--- start DATA IN THIS EXERCISE ---

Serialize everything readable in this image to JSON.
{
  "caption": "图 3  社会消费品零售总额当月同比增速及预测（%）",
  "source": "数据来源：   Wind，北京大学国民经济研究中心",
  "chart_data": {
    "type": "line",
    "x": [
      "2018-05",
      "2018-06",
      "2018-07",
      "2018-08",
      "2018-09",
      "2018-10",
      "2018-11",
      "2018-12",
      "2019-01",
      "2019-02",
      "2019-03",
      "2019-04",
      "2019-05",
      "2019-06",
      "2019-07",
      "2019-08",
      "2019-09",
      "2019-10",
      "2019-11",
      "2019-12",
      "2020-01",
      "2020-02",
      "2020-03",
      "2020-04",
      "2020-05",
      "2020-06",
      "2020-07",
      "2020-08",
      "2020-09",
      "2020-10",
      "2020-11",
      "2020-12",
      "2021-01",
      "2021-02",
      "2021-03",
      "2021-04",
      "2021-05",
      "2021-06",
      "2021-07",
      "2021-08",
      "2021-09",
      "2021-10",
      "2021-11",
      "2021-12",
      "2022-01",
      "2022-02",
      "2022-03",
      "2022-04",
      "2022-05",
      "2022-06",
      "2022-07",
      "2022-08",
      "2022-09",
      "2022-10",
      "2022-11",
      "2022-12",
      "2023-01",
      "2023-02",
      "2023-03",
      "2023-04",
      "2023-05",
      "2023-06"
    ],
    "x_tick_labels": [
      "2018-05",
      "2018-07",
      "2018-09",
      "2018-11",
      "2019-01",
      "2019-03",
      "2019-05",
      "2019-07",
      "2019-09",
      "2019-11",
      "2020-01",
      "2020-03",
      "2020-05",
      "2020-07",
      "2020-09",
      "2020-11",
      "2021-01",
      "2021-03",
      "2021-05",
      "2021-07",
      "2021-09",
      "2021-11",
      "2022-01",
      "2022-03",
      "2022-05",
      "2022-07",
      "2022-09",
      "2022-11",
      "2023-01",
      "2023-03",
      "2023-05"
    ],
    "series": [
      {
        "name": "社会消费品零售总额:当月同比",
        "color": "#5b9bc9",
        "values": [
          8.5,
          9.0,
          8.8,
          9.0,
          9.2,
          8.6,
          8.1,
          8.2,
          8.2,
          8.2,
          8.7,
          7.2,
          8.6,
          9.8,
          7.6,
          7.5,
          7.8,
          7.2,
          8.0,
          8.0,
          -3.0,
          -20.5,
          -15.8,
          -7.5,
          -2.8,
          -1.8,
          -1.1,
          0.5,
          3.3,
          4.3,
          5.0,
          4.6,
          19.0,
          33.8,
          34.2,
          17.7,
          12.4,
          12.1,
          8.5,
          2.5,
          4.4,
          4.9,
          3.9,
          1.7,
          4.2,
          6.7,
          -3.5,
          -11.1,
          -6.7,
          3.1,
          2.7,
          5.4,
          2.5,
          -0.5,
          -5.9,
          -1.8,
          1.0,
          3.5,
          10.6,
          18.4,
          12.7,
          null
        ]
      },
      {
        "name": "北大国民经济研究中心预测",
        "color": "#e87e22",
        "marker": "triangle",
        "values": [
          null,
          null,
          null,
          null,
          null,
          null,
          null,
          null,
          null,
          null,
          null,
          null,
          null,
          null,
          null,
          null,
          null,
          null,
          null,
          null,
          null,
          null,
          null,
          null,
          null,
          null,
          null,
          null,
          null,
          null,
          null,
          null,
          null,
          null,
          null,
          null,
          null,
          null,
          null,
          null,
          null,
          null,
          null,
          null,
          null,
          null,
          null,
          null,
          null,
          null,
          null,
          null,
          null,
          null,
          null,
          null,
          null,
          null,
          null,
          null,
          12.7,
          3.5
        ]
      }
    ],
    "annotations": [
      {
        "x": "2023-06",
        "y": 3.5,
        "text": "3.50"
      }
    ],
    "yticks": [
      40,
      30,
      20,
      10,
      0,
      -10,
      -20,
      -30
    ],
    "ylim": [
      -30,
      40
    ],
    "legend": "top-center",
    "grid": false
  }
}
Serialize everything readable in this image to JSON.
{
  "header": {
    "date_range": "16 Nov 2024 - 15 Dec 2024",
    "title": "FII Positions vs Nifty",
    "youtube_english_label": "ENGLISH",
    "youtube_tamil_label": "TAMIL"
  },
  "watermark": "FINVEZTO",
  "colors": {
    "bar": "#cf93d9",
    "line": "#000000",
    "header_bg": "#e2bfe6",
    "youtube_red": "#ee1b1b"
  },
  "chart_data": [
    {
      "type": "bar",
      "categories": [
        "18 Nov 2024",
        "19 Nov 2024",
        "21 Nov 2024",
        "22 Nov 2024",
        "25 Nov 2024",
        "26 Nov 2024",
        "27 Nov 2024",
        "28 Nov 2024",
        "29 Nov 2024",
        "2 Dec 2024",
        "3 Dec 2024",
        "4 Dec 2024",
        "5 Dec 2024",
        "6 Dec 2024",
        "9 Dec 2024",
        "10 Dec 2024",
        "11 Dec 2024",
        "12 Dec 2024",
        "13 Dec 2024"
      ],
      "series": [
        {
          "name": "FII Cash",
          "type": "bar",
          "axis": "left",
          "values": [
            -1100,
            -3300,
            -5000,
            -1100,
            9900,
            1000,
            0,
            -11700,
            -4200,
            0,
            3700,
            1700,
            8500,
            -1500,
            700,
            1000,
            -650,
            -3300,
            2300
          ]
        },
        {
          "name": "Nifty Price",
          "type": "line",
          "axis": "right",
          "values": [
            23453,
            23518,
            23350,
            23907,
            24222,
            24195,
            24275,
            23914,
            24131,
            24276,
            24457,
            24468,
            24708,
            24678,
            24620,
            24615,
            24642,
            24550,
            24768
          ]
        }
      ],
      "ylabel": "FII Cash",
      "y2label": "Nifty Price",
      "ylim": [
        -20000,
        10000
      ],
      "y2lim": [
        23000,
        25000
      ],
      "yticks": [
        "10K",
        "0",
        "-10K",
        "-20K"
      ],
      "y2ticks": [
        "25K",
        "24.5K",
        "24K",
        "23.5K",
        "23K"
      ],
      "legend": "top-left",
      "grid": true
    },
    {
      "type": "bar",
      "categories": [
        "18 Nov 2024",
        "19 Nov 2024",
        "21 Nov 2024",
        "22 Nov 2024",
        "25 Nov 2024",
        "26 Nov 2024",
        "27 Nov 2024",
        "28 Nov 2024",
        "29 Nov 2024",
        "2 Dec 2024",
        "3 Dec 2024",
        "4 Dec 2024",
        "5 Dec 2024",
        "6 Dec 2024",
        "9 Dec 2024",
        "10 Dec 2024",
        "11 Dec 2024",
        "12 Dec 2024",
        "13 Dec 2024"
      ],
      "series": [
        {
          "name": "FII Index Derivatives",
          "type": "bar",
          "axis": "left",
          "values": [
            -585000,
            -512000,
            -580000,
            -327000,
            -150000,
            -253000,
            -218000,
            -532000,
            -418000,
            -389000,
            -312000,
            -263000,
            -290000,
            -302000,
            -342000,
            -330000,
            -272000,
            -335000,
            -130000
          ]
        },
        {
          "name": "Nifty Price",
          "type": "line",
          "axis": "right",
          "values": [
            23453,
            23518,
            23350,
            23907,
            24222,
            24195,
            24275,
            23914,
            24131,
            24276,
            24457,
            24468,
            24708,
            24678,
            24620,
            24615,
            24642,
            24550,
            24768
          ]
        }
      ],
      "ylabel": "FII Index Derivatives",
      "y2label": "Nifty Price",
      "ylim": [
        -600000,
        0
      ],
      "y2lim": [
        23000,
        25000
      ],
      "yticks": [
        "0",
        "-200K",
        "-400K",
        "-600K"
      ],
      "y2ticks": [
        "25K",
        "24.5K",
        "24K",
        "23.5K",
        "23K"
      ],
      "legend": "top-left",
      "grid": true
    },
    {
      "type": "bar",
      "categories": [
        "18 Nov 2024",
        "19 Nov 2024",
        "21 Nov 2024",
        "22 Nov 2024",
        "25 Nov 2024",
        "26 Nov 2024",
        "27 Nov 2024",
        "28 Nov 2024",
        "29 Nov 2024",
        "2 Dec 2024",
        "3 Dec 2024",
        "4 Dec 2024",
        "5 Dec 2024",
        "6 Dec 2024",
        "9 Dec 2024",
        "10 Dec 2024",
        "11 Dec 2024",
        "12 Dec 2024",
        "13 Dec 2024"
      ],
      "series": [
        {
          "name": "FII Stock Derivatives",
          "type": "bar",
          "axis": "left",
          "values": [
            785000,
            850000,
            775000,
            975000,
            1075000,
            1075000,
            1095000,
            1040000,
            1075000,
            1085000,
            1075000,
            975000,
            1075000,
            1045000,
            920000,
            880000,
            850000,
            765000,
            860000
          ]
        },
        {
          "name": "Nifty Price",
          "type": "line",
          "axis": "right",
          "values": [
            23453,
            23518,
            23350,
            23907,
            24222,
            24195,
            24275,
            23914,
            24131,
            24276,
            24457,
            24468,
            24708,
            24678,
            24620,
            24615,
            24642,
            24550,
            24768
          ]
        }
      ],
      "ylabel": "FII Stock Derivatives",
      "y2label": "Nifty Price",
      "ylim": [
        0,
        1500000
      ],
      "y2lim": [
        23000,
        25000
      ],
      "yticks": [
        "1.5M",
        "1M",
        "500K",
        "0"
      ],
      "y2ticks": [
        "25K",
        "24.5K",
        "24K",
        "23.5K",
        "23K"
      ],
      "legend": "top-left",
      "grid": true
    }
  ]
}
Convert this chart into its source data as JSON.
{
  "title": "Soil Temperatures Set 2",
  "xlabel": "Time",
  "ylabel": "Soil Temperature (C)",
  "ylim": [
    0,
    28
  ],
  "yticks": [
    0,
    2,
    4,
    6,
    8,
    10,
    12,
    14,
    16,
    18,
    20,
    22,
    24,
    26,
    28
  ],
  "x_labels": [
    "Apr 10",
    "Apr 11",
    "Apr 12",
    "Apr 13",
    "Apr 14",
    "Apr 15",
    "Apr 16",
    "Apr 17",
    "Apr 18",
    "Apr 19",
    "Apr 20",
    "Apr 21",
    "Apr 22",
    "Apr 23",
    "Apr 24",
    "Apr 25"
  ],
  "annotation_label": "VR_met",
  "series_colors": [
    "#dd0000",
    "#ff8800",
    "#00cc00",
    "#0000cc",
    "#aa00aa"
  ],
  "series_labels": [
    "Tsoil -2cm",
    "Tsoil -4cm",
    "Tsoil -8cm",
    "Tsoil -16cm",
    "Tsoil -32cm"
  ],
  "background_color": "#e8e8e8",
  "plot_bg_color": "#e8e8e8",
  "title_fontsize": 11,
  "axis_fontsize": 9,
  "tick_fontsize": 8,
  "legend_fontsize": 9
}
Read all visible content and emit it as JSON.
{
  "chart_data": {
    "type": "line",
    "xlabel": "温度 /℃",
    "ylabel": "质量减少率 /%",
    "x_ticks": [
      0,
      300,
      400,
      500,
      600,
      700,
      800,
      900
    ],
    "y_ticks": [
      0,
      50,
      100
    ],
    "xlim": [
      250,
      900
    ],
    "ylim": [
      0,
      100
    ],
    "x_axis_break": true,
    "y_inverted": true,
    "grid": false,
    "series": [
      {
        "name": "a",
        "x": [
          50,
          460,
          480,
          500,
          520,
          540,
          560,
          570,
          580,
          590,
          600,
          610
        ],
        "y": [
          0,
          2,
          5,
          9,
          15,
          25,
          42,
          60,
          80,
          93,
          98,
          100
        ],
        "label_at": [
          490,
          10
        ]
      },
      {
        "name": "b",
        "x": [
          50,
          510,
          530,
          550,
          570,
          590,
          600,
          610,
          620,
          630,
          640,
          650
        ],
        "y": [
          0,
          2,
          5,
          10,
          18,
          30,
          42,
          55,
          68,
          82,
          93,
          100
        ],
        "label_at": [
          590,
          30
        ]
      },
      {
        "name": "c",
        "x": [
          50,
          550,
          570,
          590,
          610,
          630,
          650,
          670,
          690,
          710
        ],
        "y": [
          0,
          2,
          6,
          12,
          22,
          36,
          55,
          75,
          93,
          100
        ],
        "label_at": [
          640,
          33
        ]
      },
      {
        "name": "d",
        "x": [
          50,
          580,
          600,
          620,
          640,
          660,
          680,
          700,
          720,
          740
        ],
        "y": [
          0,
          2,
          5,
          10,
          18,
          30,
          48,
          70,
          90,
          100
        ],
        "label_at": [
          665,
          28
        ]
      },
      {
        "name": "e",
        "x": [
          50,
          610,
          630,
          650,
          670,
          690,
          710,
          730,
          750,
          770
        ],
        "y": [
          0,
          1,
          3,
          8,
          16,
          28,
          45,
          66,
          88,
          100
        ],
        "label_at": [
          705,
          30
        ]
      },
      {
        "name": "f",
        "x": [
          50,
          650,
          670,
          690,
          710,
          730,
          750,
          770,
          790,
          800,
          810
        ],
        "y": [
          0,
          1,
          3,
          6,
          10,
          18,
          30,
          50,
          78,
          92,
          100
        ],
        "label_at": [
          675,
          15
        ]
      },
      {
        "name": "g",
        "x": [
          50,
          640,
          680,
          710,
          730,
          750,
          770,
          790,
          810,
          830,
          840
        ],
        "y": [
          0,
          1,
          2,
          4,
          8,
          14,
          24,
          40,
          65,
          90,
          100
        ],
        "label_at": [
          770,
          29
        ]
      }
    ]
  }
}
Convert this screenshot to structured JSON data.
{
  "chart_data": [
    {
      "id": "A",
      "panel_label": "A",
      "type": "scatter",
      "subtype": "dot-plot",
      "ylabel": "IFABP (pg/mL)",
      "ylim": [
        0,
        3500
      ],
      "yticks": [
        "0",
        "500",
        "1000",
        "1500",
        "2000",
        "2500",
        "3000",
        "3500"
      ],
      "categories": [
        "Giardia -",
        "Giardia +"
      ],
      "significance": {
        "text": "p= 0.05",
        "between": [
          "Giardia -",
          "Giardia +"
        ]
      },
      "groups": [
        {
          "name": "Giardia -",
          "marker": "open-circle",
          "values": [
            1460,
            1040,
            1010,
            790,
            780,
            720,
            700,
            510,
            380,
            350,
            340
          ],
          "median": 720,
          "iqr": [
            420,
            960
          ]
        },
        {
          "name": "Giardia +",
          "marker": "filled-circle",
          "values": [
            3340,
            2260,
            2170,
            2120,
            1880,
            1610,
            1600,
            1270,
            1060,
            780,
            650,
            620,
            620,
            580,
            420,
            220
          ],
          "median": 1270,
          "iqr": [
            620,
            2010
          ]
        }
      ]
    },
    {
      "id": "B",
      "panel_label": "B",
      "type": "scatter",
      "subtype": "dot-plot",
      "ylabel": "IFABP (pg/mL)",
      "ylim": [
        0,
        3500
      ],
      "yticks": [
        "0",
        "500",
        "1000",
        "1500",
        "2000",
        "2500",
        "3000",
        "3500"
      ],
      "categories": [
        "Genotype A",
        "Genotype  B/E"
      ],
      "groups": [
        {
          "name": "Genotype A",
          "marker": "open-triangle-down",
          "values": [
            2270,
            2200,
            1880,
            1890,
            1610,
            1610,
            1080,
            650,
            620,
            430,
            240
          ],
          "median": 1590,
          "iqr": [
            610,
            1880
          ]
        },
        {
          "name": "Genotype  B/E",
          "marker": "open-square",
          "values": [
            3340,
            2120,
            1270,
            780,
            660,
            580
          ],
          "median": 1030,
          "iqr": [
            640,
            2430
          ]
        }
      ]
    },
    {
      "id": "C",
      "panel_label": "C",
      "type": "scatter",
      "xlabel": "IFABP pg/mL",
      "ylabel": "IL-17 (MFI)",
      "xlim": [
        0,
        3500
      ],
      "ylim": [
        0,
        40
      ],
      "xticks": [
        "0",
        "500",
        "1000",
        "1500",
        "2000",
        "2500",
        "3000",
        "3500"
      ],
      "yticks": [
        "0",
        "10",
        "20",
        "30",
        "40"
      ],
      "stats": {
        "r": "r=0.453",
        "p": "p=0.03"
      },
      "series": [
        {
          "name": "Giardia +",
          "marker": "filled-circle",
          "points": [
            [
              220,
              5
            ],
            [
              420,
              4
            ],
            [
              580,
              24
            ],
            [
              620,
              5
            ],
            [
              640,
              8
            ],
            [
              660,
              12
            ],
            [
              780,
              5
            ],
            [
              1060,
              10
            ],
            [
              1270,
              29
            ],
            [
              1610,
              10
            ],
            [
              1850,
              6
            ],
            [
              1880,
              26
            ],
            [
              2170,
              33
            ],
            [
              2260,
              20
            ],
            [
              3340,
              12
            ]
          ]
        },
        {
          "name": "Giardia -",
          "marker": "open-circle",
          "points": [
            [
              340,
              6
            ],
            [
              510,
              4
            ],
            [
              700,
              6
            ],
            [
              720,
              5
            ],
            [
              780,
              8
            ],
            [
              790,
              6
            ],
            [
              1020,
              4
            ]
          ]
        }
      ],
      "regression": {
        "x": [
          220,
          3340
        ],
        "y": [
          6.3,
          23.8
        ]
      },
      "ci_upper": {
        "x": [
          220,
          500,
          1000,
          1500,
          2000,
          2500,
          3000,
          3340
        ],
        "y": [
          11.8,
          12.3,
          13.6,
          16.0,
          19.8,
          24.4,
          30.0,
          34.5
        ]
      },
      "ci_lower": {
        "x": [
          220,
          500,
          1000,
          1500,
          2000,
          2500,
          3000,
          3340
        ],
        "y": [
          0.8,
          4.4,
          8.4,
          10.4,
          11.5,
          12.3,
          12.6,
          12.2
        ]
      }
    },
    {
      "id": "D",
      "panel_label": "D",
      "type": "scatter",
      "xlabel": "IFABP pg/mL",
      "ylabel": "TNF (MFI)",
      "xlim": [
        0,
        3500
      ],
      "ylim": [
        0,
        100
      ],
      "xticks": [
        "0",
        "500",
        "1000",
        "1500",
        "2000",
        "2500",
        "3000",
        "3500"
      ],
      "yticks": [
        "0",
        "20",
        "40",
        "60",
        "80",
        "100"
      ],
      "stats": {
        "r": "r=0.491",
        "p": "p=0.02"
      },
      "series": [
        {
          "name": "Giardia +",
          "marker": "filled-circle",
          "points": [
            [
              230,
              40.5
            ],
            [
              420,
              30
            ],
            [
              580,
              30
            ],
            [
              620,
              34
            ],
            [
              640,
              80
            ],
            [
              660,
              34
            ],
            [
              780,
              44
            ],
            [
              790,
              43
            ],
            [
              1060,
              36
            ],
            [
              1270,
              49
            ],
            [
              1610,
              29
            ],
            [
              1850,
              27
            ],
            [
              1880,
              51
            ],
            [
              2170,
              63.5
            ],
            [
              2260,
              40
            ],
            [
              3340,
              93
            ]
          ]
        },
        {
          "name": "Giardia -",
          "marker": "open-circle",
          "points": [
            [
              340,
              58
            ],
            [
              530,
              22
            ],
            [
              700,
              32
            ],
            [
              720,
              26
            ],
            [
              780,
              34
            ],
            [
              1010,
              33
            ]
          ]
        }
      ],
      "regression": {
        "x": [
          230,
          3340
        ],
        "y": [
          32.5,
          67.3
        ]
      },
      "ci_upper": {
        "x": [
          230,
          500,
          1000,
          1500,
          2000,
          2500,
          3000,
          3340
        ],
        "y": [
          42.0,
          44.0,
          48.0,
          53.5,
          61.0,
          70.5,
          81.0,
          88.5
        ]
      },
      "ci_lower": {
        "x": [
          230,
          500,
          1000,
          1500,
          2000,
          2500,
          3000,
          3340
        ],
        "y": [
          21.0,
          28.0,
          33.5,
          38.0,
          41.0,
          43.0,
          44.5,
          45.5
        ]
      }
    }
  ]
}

--- end DATA IN THIS EXERCISE ---

**GOAL OF THE EXERCISE**
Each line holding "xlabel" must be found and copied.

**SOLUTION TO THIS TASK**
  "xlabel": "Time",
    "xlabel": "温度 /℃",
      "xlabel": "IFABP pg/mL",
      "xlabel": "IFABP pg/mL",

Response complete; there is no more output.